The records that follow should be retyped word for word.
#### Material shown ####
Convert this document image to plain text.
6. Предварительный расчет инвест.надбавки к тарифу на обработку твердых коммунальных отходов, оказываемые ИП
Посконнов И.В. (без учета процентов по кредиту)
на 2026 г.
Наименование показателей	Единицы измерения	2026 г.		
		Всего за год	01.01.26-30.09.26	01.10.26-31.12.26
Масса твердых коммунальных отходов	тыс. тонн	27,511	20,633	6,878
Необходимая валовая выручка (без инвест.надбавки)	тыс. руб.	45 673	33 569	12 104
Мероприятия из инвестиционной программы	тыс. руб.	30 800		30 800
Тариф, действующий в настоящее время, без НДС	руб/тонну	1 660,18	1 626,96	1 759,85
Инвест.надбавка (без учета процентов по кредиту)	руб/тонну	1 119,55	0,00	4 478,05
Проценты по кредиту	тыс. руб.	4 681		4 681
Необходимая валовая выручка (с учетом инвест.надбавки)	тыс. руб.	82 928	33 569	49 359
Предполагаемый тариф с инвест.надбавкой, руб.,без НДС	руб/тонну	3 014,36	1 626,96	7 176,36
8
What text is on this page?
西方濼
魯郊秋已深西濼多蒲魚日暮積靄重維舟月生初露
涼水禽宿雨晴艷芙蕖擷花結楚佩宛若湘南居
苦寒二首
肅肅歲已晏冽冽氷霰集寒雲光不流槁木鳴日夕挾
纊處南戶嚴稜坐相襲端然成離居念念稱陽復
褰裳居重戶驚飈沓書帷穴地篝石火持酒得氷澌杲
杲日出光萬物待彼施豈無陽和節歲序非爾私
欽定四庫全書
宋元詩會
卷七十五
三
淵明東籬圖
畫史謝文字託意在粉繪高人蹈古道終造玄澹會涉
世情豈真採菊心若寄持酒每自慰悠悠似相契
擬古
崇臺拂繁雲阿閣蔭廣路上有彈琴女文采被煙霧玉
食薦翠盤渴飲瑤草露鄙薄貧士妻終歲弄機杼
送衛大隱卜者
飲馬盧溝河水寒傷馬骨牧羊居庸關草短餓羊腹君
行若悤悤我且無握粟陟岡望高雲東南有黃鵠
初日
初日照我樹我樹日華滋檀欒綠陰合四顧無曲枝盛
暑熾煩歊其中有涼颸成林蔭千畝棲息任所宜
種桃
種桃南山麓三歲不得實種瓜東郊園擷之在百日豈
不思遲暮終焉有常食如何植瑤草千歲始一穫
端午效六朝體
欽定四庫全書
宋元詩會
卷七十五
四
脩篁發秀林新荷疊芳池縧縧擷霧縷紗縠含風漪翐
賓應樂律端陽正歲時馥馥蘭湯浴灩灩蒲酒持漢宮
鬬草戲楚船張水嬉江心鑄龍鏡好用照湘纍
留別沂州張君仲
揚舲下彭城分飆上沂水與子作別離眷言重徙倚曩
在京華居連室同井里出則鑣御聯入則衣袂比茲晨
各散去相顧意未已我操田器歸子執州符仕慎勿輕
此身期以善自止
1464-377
####
__Finished answer__
Convert this document image to plain text.
6. Предварительный расчет инвест.надбавки к тарифу на обработку твердых коммунальных отходов, оказываемые ИП
Посконнов И.В. (без учета процентов по кредиту)
на 2026 г.
Наименование показателей	Единицы измерения	2026 г.		
		Всего за год	01.01.26-30.09.26	01.10.26-31.12.26
Масса твердых коммунальных отходов	тыс. тонн	27,511	20,633	6,878
Необходимая валовая выручка (без инвест.надбавки)	тыс. руб.	45 673	33 569	12 104
Мероприятия из инвестиционной программы	тыс. руб.	30 800		30 800
Тариф, действующий в настоящее время, без НДС	руб/тонну	1 660,18	1 626,96	1 759,85
Инвест.надбавка (без учета процентов по кредиту)	руб/тонну	1 119,55	0,00	4 478,05
Проценты по кредиту	тыс. руб.	4 681		4 681
Необходимая валовая выручка (с учетом инвест.надбавки)	тыс. руб.	82 928	33 569	49 359
Предполагаемый тариф с инвест.надбавкой, руб.,без НДС	руб/тонну	3 014,36	1 626,96	7 176,36
8
What text is on this page?
西方濼
魯郊秋已深西濼多蒲魚日暮積靄重維舟月生初露
涼水禽宿雨晴艷芙蕖擷花結楚佩宛若湘南居
苦寒二首
肅肅歲已晏冽冽氷霰集寒雲光不流槁木鳴日夕挾
纊處南戶嚴稜坐相襲端然成離居念念稱陽復
褰裳居重戶驚飈沓書帷穴地篝石火持酒得氷澌杲
杲日出光萬物待彼施豈無陽和節歲序非爾私
欽定四庫全書
宋元詩會
卷七十五
三
淵明東籬圖
畫史謝文字託意在粉繪高人蹈古道終造玄澹會涉
世情豈真採菊心若寄持酒每自慰悠悠似相契
擬古
崇臺拂繁雲阿閣蔭廣路上有彈琴女文采被煙霧玉
食薦翠盤渴飲瑤草露鄙薄貧士妻終歲弄機杼
送衛大隱卜者
飲馬盧溝河水寒傷馬骨牧羊居庸關草短餓羊腹君
行若悤悤我且無握粟陟岡望高雲東南有黃鵠
初日
初日照我樹我樹日華滋檀欒綠陰合四顧無曲枝盛
暑熾煩歊其中有涼颸成林蔭千畝棲息任所宜
種桃
種桃南山麓三歲不得實種瓜東郊園擷之在百日豈
不思遲暮終焉有常食如何植瑤草千歲始一穫
端午效六朝體
欽定四庫全書
宋元詩會
卷七十五
四
脩篁發秀林新荷疊芳池縧縧擷霧縷紗縠含風漪翐
賓應樂律端陽正歲時馥馥蘭湯浴灩灩蒲酒持漢宮
鬬草戲楚船張水嬉江心鑄龍鏡好用照湘纍
留別沂州張君仲
揚舲下彭城分飆上沂水與子作別離眷言重徙倚曩
在京華居連室同井里出則鑣御聯入則衣袂比茲晨
各散去相顧意未已我操田器歸子執州符仕慎勿輕
此身期以善自止
1464-377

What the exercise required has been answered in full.